Directions for this task: Extract every record, keeping each one exactly as it is.

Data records
+ + + + +

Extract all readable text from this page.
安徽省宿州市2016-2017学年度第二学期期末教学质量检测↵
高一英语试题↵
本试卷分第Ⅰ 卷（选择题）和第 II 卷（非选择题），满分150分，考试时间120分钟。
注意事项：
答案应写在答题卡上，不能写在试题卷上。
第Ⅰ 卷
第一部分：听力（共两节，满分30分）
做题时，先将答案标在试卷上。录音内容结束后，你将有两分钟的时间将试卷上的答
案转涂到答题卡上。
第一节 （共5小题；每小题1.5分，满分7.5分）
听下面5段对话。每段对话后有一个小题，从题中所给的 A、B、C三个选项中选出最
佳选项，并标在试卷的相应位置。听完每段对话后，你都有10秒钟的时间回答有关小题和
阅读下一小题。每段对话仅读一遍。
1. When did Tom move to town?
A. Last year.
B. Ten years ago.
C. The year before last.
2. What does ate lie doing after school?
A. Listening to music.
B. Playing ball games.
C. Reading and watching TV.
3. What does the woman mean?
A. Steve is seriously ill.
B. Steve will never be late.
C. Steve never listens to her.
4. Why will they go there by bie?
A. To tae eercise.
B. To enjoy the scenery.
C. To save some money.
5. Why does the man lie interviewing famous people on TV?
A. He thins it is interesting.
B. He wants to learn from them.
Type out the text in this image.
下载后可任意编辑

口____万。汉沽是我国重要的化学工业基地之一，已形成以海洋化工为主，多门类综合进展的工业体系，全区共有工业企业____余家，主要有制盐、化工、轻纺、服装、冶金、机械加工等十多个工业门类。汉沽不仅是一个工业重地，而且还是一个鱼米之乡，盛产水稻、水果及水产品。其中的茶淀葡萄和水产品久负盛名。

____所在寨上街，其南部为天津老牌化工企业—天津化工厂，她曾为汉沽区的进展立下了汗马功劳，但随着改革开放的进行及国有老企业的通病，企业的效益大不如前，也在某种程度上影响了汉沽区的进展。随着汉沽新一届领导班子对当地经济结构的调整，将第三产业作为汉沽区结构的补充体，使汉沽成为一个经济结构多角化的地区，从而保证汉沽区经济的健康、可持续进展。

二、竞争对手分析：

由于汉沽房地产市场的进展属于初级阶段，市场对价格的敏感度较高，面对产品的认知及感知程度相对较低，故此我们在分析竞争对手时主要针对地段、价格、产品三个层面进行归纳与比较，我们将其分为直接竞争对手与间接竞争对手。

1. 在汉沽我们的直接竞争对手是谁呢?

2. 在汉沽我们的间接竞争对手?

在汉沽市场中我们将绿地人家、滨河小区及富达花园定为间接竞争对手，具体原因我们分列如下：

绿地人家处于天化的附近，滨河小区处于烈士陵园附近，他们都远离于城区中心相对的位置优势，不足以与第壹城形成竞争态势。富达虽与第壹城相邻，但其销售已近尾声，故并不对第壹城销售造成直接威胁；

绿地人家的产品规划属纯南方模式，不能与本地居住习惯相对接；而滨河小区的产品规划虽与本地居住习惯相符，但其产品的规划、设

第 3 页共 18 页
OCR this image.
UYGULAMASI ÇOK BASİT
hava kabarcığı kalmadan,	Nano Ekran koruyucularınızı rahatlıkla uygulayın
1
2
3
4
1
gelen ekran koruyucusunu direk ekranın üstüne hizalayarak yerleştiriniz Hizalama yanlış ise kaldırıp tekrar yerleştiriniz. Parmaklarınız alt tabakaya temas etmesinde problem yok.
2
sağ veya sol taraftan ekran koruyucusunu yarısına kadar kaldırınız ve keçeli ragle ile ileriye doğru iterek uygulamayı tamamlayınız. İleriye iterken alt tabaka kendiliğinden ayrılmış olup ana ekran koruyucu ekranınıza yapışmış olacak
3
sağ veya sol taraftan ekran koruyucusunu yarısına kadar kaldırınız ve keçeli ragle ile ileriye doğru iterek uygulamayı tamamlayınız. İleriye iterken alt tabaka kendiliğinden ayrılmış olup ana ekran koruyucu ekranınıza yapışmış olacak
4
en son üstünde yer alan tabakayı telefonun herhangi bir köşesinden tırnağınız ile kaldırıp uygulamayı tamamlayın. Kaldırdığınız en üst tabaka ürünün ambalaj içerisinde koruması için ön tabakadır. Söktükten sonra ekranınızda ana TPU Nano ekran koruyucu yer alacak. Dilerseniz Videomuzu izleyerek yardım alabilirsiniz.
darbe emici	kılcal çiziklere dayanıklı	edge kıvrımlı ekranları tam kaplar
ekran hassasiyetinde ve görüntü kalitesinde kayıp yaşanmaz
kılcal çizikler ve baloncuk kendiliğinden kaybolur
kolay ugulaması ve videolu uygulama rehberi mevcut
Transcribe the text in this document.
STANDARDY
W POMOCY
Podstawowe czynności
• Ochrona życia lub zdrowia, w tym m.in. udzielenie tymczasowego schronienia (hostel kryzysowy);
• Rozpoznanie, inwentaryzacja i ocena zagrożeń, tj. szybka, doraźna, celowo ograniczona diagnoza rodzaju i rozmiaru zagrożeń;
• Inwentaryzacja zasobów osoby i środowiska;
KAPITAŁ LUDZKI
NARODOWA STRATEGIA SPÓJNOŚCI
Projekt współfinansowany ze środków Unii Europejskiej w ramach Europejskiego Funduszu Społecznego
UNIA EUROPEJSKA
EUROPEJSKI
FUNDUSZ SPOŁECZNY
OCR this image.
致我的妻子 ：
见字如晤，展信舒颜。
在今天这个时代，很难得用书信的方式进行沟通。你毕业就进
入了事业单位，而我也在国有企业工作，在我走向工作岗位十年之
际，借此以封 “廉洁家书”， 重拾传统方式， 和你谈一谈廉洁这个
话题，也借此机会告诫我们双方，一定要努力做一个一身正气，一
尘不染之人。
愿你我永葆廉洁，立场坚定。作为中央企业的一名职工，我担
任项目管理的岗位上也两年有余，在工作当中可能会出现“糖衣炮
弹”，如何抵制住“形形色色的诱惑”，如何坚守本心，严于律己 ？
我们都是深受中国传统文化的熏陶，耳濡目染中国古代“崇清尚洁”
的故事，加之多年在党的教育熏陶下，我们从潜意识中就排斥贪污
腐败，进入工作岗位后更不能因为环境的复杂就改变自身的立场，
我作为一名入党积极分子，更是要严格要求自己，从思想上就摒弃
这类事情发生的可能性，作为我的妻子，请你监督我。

+ + + + +

Response to the exercise:
Extract all readable text from this page.
安徽省宿州市2016-2017学年度第二学期期末教学质量检测↵
高一英语试题↵
本试卷分第Ⅰ 卷（选择题）和第 II 卷（非选择题），满分150分，考试时间120分钟。
注意事项：
答案应写在答题卡上，不能写在试题卷上。
第Ⅰ 卷
第一部分：听力（共两节，满分30分）
做题时，先将答案标在试卷上。录音内容结束后，你将有两分钟的时间将试卷上的答
案转涂到答题卡上。
第一节 （共5小题；每小题1.5分，满分7.5分）
听下面5段对话。每段对话后有一个小题，从题中所给的 A、B、C三个选项中选出最
佳选项，并标在试卷的相应位置。听完每段对话后，你都有10秒钟的时间回答有关小题和
阅读下一小题。每段对话仅读一遍。
1. When did Tom move to town?
A. Last year.
B. Ten years ago.
C. The year before last.
2. What does ate lie doing after school?
A. Listening to music.
B. Playing ball games.
C. Reading and watching TV.
3. What does the woman mean?
A. Steve is seriously ill.
B. Steve will never be late.
C. Steve never listens to her.
4. Why will they go there by bie?
A. To tae eercise.
B. To enjoy the scenery.
C. To save some money.
5. Why does the man lie interviewing famous people on TV?
A. He thins it is interesting.
B. He wants to learn from them.
Type out the text in this image.
下载后可任意编辑

口____万。汉沽是我国重要的化学工业基地之一，已形成以海洋化工为主，多门类综合进展的工业体系，全区共有工业企业____余家，主要有制盐、化工、轻纺、服装、冶金、机械加工等十多个工业门类。汉沽不仅是一个工业重地，而且还是一个鱼米之乡，盛产水稻、水果及水产品。其中的茶淀葡萄和水产品久负盛名。

____所在寨上街，其南部为天津老牌化工企业—天津化工厂，她曾为汉沽区的进展立下了汗马功劳，但随着改革开放的进行及国有老企业的通病，企业的效益大不如前，也在某种程度上影响了汉沽区的进展。随着汉沽新一届领导班子对当地经济结构的调整，将第三产业作为汉沽区结构的补充体，使汉沽成为一个经济结构多角化的地区，从而保证汉沽区经济的健康、可持续进展。

二、竞争对手分析：

由于汉沽房地产市场的进展属于初级阶段，市场对价格的敏感度较高，面对产品的认知及感知程度相对较低，故此我们在分析竞争对手时主要针对地段、价格、产品三个层面进行归纳与比较，我们将其分为直接竞争对手与间接竞争对手。

1. 在汉沽我们的直接竞争对手是谁呢?

2. 在汉沽我们的间接竞争对手?

在汉沽市场中我们将绿地人家、滨河小区及富达花园定为间接竞争对手，具体原因我们分列如下：

绿地人家处于天化的附近，滨河小区处于烈士陵园附近，他们都远离于城区中心相对的位置优势，不足以与第壹城形成竞争态势。富达虽与第壹城相邻，但其销售已近尾声，故并不对第壹城销售造成直接威胁；

绿地人家的产品规划属纯南方模式，不能与本地居住习惯相对接；而滨河小区的产品规划虽与本地居住习惯相符，但其产品的规划、设

第 3 页共 18 页
OCR this image.
UYGULAMASI ÇOK BASİT
hava kabarcığı kalmadan,	Nano Ekran koruyucularınızı rahatlıkla uygulayın
1
2
3
4
1
gelen ekran koruyucusunu direk ekranın üstüne hizalayarak yerleştiriniz Hizalama yanlış ise kaldırıp tekrar yerleştiriniz. Parmaklarınız alt tabakaya temas etmesinde problem yok.
2
sağ veya sol taraftan ekran koruyucusunu yarısına kadar kaldırınız ve keçeli ragle ile ileriye doğru iterek uygulamayı tamamlayınız. İleriye iterken alt tabaka kendiliğinden ayrılmış olup ana ekran koruyucu ekranınıza yapışmış olacak
3
sağ veya sol taraftan ekran koruyucusunu yarısına kadar kaldırınız ve keçeli ragle ile ileriye doğru iterek uygulamayı tamamlayınız. İleriye iterken alt tabaka kendiliğinden ayrılmış olup ana ekran koruyucu ekranınıza yapışmış olacak
4
en son üstünde yer alan tabakayı telefonun herhangi bir köşesinden tırnağınız ile kaldırıp uygulamayı tamamlayın. Kaldırdığınız en üst tabaka ürünün ambalaj içerisinde koruması için ön tabakadır. Söktükten sonra ekranınızda ana TPU Nano ekran koruyucu yer alacak. Dilerseniz Videomuzu izleyerek yardım alabilirsiniz.
darbe emici	kılcal çiziklere dayanıklı	edge kıvrımlı ekranları tam kaplar
ekran hassasiyetinde ve görüntü kalitesinde kayıp yaşanmaz
kılcal çizikler ve baloncuk kendiliğinden kaybolur
kolay ugulaması ve videolu uygulama rehberi mevcut
Transcribe the text in this document.
STANDARDY
W POMOCY
Podstawowe czynności
• Ochrona życia lub zdrowia, w tym m.in. udzielenie tymczasowego schronienia (hostel kryzysowy);
• Rozpoznanie, inwentaryzacja i ocena zagrożeń, tj. szybka, doraźna, celowo ograniczona diagnoza rodzaju i rozmiaru zagrożeń;
• Inwentaryzacja zasobów osoby i środowiska;
KAPITAŁ LUDZKI
NARODOWA STRATEGIA SPÓJNOŚCI
Projekt współfinansowany ze środków Unii Europejskiej w ramach Europejskiego Funduszu Społecznego
UNIA EUROPEJSKA
EUROPEJSKI
FUNDUSZ SPOŁECZNY
OCR this image.
致我的妻子 ：
见字如晤，展信舒颜。
在今天这个时代，很难得用书信的方式进行沟通。你毕业就进
入了事业单位，而我也在国有企业工作，在我走向工作岗位十年之
际，借此以封 “廉洁家书”， 重拾传统方式， 和你谈一谈廉洁这个
话题，也借此机会告诫我们双方，一定要努力做一个一身正气，一
尘不染之人。
愿你我永葆廉洁，立场坚定。作为中央企业的一名职工，我担
任项目管理的岗位上也两年有余，在工作当中可能会出现“糖衣炮
弹”，如何抵制住“形形色色的诱惑”，如何坚守本心，严于律己 ？
我们都是深受中国传统文化的熏陶，耳濡目染中国古代“崇清尚洁”
的故事，加之多年在党的教育熏陶下，我们从潜意识中就排斥贪污
腐败，进入工作岗位后更不能因为环境的复杂就改变自身的立场，
我作为一名入党积极分子，更是要严格要求自己，从思想上就摒弃
这类事情发生的可能性，作为我的妻子，请你监督我。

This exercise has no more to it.